─── LISTING ───

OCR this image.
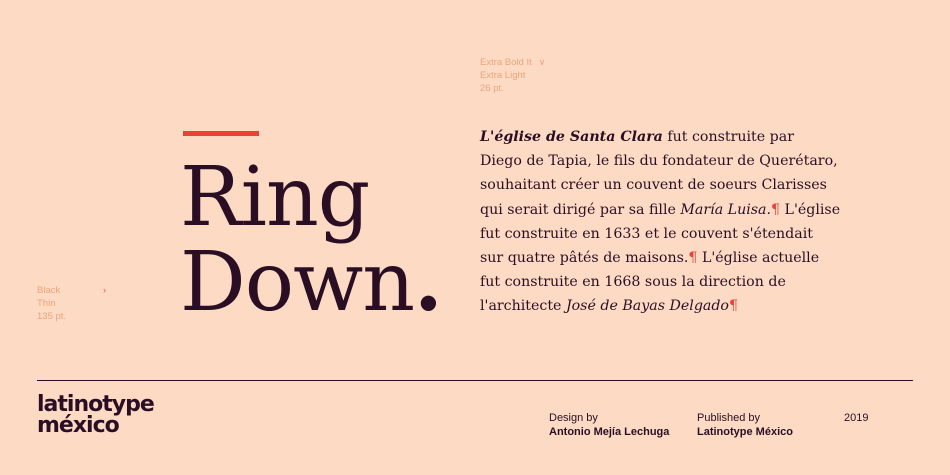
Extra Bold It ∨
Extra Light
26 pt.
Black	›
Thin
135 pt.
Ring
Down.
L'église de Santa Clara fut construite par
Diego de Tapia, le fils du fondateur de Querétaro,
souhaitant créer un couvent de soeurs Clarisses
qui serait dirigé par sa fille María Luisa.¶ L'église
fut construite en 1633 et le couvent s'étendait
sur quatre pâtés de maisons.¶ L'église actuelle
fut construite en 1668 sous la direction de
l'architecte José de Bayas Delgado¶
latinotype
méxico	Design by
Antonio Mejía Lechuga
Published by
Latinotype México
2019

───

Write out the material above once more, exactly as it reads, with no pictures.

OCR this image.
Extra Bold It ∨
Extra Light
26 pt.
Black	›
Thin
135 pt.
Ring
Down.
L'église de Santa Clara fut construite par
Diego de Tapia, le fils du fondateur de Querétaro,
souhaitant créer un couvent de soeurs Clarisses
qui serait dirigé par sa fille María Luisa.¶ L'église
fut construite en 1633 et le couvent s'étendait
sur quatre pâtés de maisons.¶ L'église actuelle
fut construite en 1668 sous la direction de
l'architecte José de Bayas Delgado¶
latinotype
méxico	Design by
Antonio Mejía Lechuga
Published by
Latinotype México
2019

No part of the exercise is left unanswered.